START AVAILABLE RECORDS
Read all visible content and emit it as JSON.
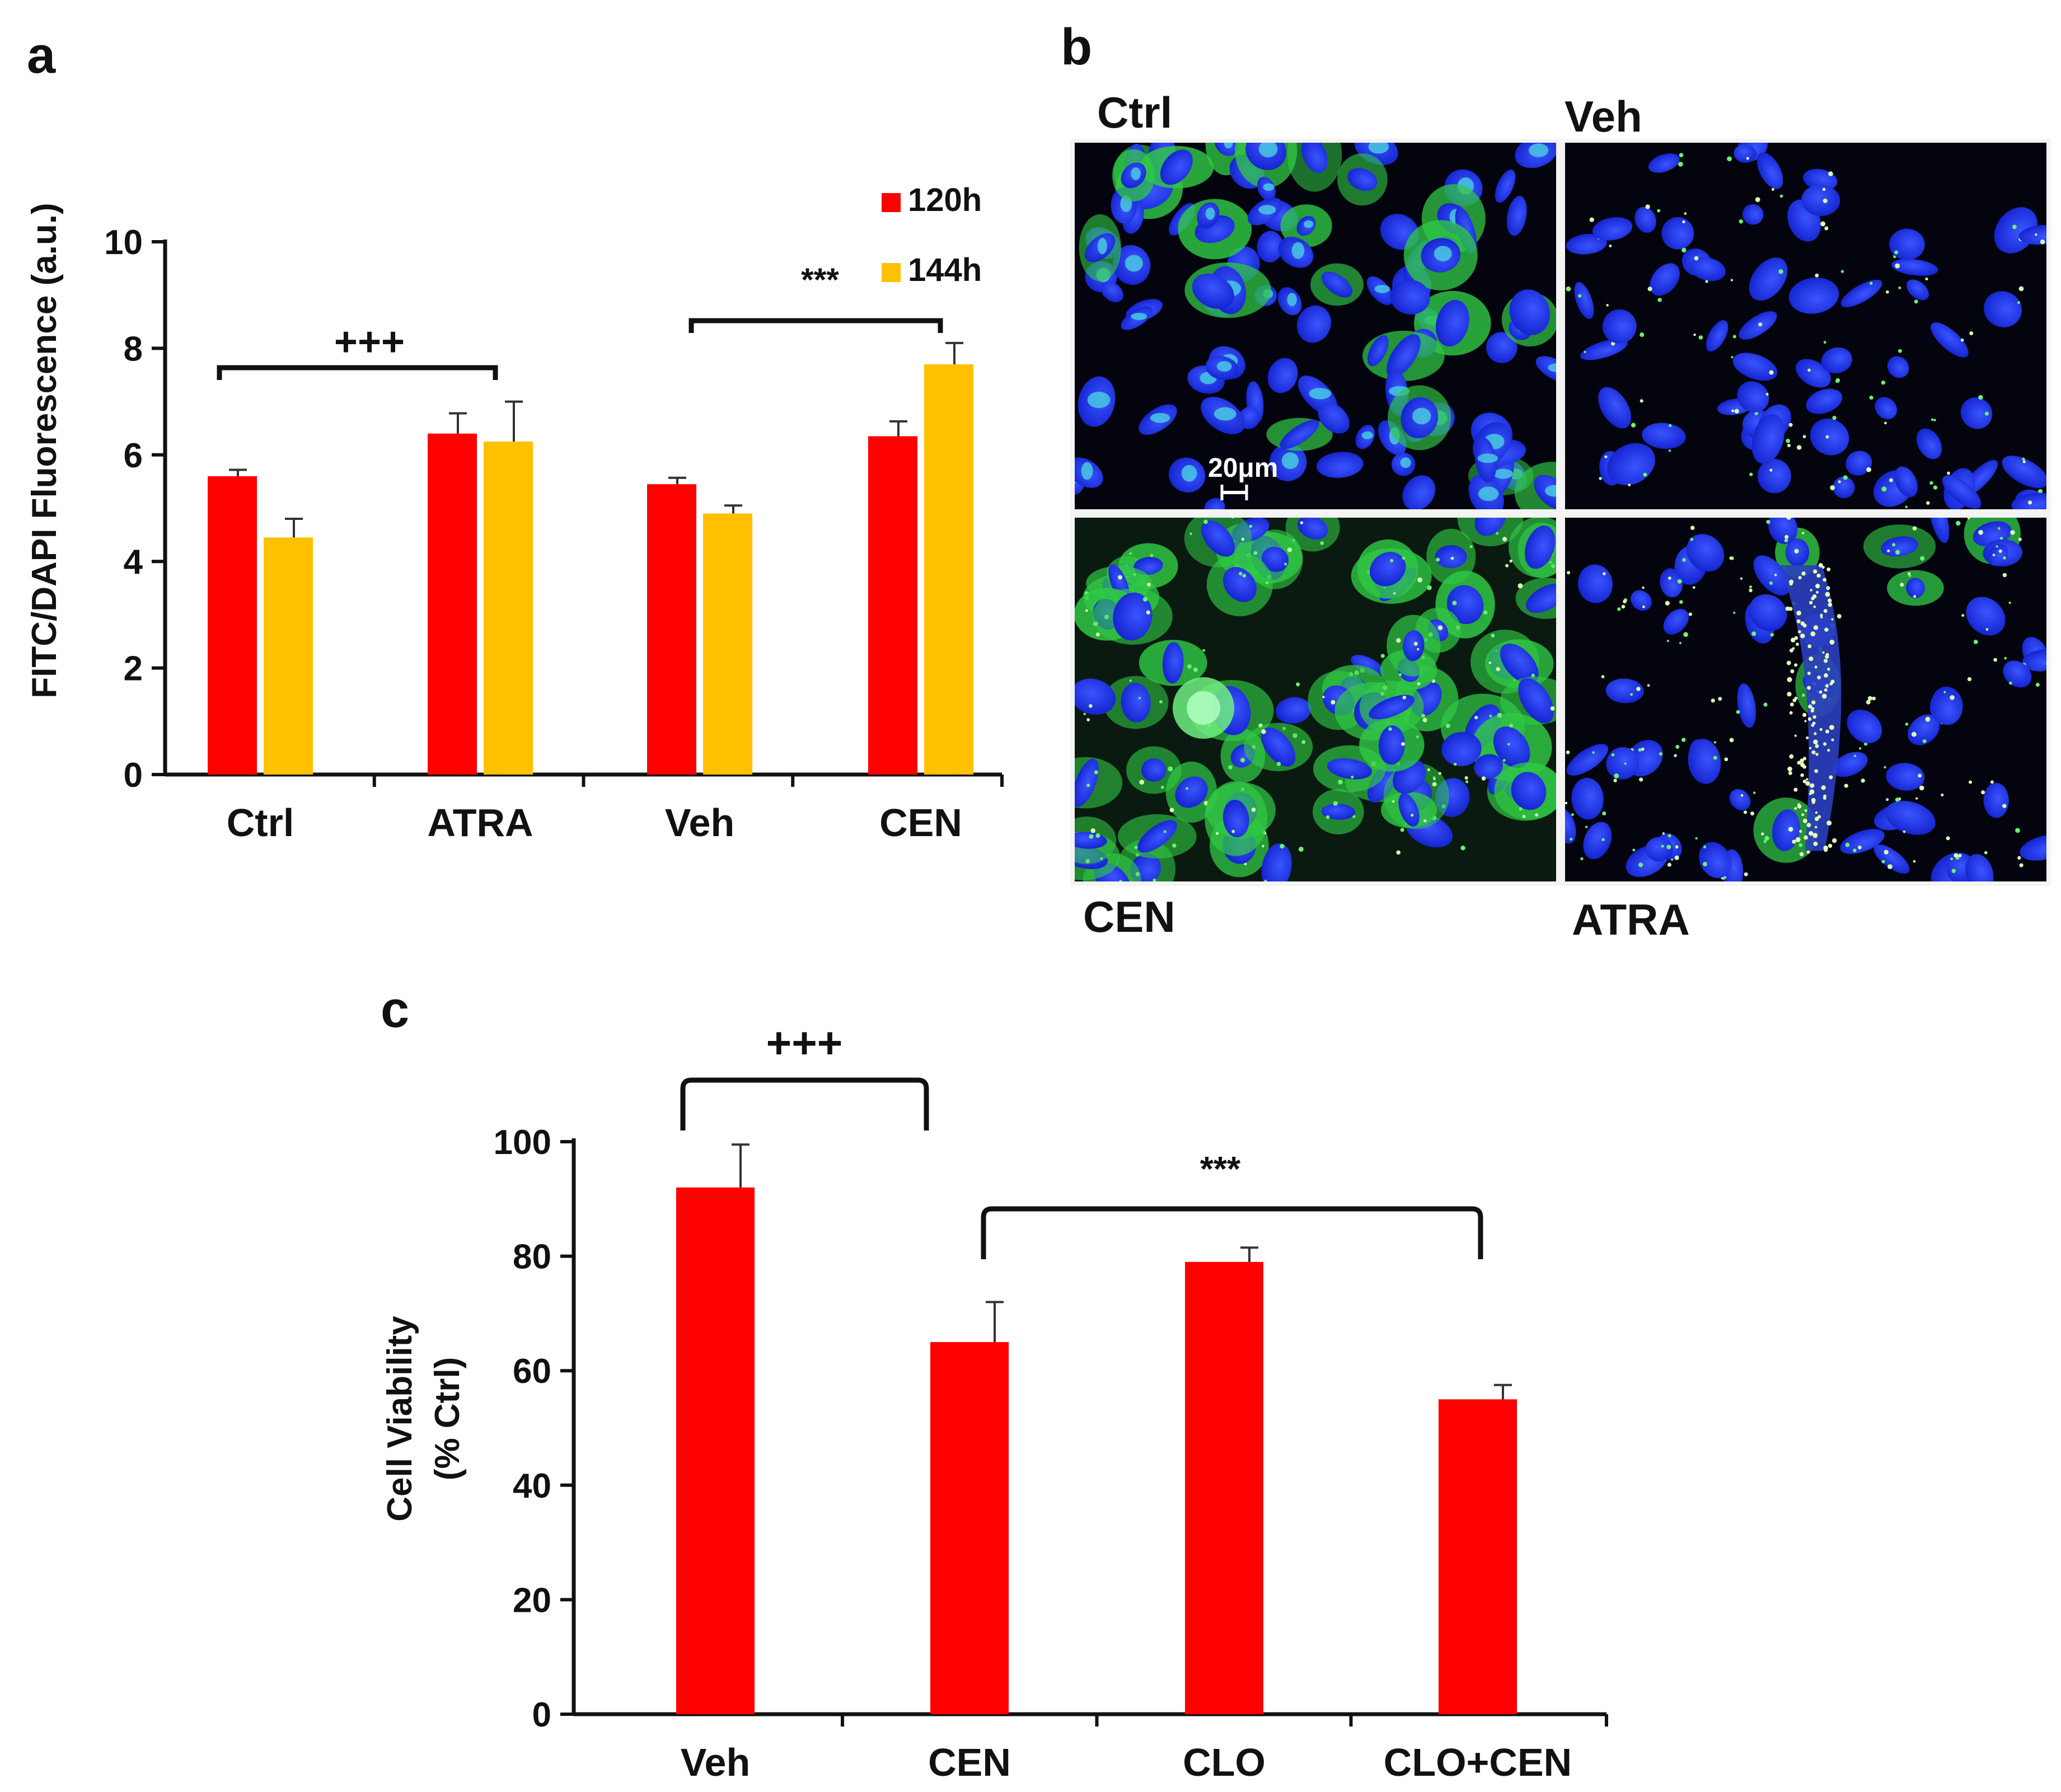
{
  "panels": {
    "a": "a",
    "b": "b",
    "c": "c"
  },
  "colors": {
    "red": "#ff0000",
    "yellow": "#ffc000",
    "nucleus_blue": "#1f35e8",
    "green_signal": "#39e04a",
    "background_black": "#04040f"
  },
  "chart_data": [
    {
      "panel": "a",
      "type": "bar",
      "ylabel": "FITC/DAPI Fluorescence (a.u.)",
      "ylim": [
        0,
        10
      ],
      "yticks": [
        "0",
        "2",
        "4",
        "6",
        "8",
        "10"
      ],
      "categories": [
        "Ctrl",
        "ATRA",
        "Veh",
        "CEN"
      ],
      "series": [
        {
          "name": "120h",
          "color": "#ff0000",
          "values": [
            5.6,
            6.4,
            5.45,
            6.35
          ],
          "errors": [
            0.12,
            0.38,
            0.12,
            0.28
          ]
        },
        {
          "name": "144h",
          "color": "#ffc000",
          "values": [
            4.45,
            6.25,
            4.9,
            7.7
          ],
          "errors": [
            0.35,
            0.75,
            0.15,
            0.4
          ]
        }
      ],
      "legend": "top-right",
      "annotations": [
        {
          "text": "+++",
          "from": "Ctrl",
          "to": "ATRA"
        },
        {
          "text": "***",
          "from": "Veh",
          "to": "CEN"
        }
      ]
    },
    {
      "panel": "c",
      "type": "bar",
      "ylabel_line1": "Cell Viability",
      "ylabel_line2": "(% Ctrl)",
      "ylim": [
        0,
        100
      ],
      "yticks": [
        "0",
        "20",
        "40",
        "60",
        "80",
        "100"
      ],
      "categories": [
        "Veh",
        "CEN",
        "CLO",
        "CLO+CEN"
      ],
      "values": [
        92,
        65,
        79,
        55
      ],
      "errors": [
        7.5,
        7,
        2.5,
        2.5
      ],
      "color": "#ff0000",
      "annotations": [
        {
          "text": "+++",
          "from": "Veh",
          "to": "CEN"
        },
        {
          "text": "***",
          "from": "CEN",
          "to": "CLO+CEN"
        }
      ]
    }
  ],
  "micrographs": {
    "ctrl_label": "Ctrl",
    "veh_label": "Veh",
    "cen_label": "CEN",
    "atra_label": "ATRA",
    "scale_bar_label": "20μm"
  }
}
END AVAILABLE RECORDS
THE EXERCISE
Keep every word of the data as it is when you write it out, but drop the pictures.

SOLUTION TO THIS TASK
Read all visible content and emit it as JSON.
{
  "panels": {
    "a": "a",
    "b": "b",
    "c": "c"
  },
  "colors": {
    "red": "#ff0000",
    "yellow": "#ffc000",
    "nucleus_blue": "#1f35e8",
    "green_signal": "#39e04a",
    "background_black": "#04040f"
  },
  "chart_data": [
    {
      "panel": "a",
      "type": "bar",
      "ylabel": "FITC/DAPI Fluorescence (a.u.)",
      "ylim": [
        0,
        10
      ],
      "yticks": [
        "0",
        "2",
        "4",
        "6",
        "8",
        "10"
      ],
      "categories": [
        "Ctrl",
        "ATRA",
        "Veh",
        "CEN"
      ],
      "series": [
        {
          "name": "120h",
          "color": "#ff0000",
          "values": [
            5.6,
            6.4,
            5.45,
            6.35
          ],
          "errors": [
            0.12,
            0.38,
            0.12,
            0.28
          ]
        },
        {
          "name": "144h",
          "color": "#ffc000",
          "values": [
            4.45,
            6.25,
            4.9,
            7.7
          ],
          "errors": [
            0.35,
            0.75,
            0.15,
            0.4
          ]
        }
      ],
      "legend": "top-right",
      "annotations": [
        {
          "text": "+++",
          "from": "Ctrl",
          "to": "ATRA"
        },
        {
          "text": "***",
          "from": "Veh",
          "to": "CEN"
        }
      ]
    },
    {
      "panel": "c",
      "type": "bar",
      "ylabel_line1": "Cell Viability",
      "ylabel_line2": "(% Ctrl)",
      "ylim": [
        0,
        100
      ],
      "yticks": [
        "0",
        "20",
        "40",
        "60",
        "80",
        "100"
      ],
      "categories": [
        "Veh",
        "CEN",
        "CLO",
        "CLO+CEN"
      ],
      "values": [
        92,
        65,
        79,
        55
      ],
      "errors": [
        7.5,
        7,
        2.5,
        2.5
      ],
      "color": "#ff0000",
      "annotations": [
        {
          "text": "+++",
          "from": "Veh",
          "to": "CEN"
        },
        {
          "text": "***",
          "from": "CEN",
          "to": "CLO+CEN"
        }
      ]
    }
  ],
  "micrographs": {
    "ctrl_label": "Ctrl",
    "veh_label": "Veh",
    "cen_label": "CEN",
    "atra_label": "ATRA",
    "scale_bar_label": "20μm"
  }
}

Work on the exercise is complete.